-- Start of MATERIAL FOR THIS TASK --
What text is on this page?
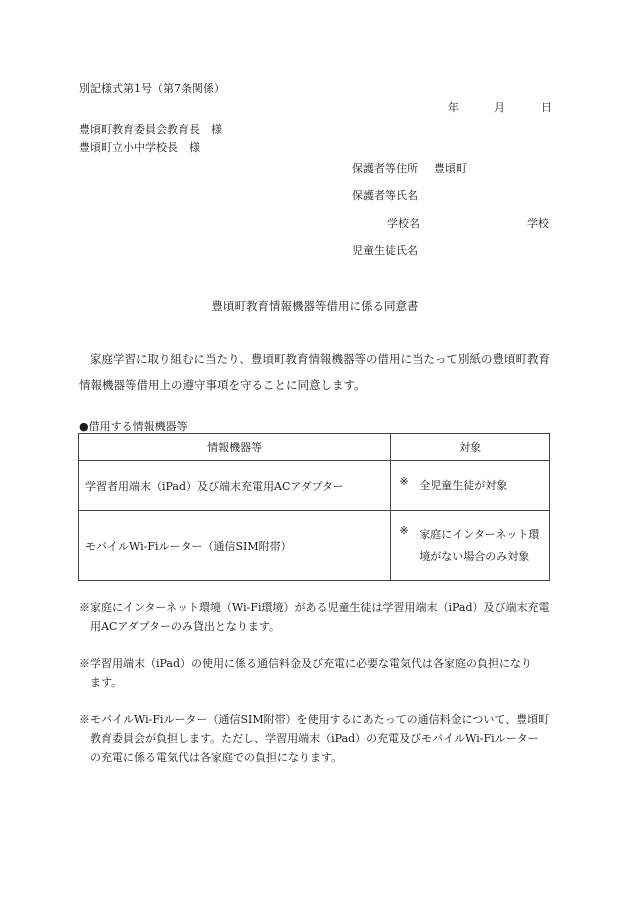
別記様式第1号（第7条関係）
年	月	日
豊頃町教育委員会教育長　様
豊頃町立小中学校長　様
保護者等住所 豊頃町
保護者等氏名
学校名	学校
児童生徒氏名
豊頃町教育情報機器等借用に係る同意書
家庭学習に取り組むに当たり、豊頃町教育情報機器等の借用に当たって別紙の豊頃町教育情報機器等借用上の遵守事項を守ることに同意します。
●借用する情報機器等
情報機器等	対象
学習者用端末（iPad）及び端末充電用ACアダプター	※ 全児童生徒が対象

モバイルWi-Fiルーター（通信SIM附帯）	※ 家庭にインターネット環境がない場合のみ対象
※家庭にインターネット環境（Wi-Fi環境）がある児童生徒は学習用端末（iPad）及び端末充電
用ACアダプターのみ貸出となります。
※学習用端末（iPad）の使用に係る通信料金及び充電に必要な電気代は各家庭の負担になり
ます。
※モバイルWi-Fiルーター（通信SIM附帯）を使用するにあたっての通信料金について、豊頃町
教育委員会が負担します。ただし、学習用端末（iPad）の充電及びモバイルWi-Fiルーター
の充電に係る電気代は各家庭での負担になります。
-- End of MATERIAL FOR THIS TASK --
Write out every line above exactly as it is, leaving out the pictures.

SOLUTION FOR THIS EXERCISE ::
What text is on this page?
別記様式第1号（第7条関係）
年	月	日
豊頃町教育委員会教育長　様
豊頃町立小中学校長　様
保護者等住所 豊頃町
保護者等氏名
学校名	学校
児童生徒氏名
豊頃町教育情報機器等借用に係る同意書
家庭学習に取り組むに当たり、豊頃町教育情報機器等の借用に当たって別紙の豊頃町教育情報機器等借用上の遵守事項を守ることに同意します。
●借用する情報機器等
情報機器等	対象
学習者用端末（iPad）及び端末充電用ACアダプター	※ 全児童生徒が対象

モバイルWi-Fiルーター（通信SIM附帯）	※ 家庭にインターネット環境がない場合のみ対象
※家庭にインターネット環境（Wi-Fi環境）がある児童生徒は学習用端末（iPad）及び端末充電
用ACアダプターのみ貸出となります。
※学習用端末（iPad）の使用に係る通信料金及び充電に必要な電気代は各家庭の負担になり
ます。
※モバイルWi-Fiルーター（通信SIM附帯）を使用するにあたっての通信料金について、豊頃町
教育委員会が負担します。ただし、学習用端末（iPad）の充電及びモバイルWi-Fiルーター
の充電に係る電気代は各家庭での負担になります。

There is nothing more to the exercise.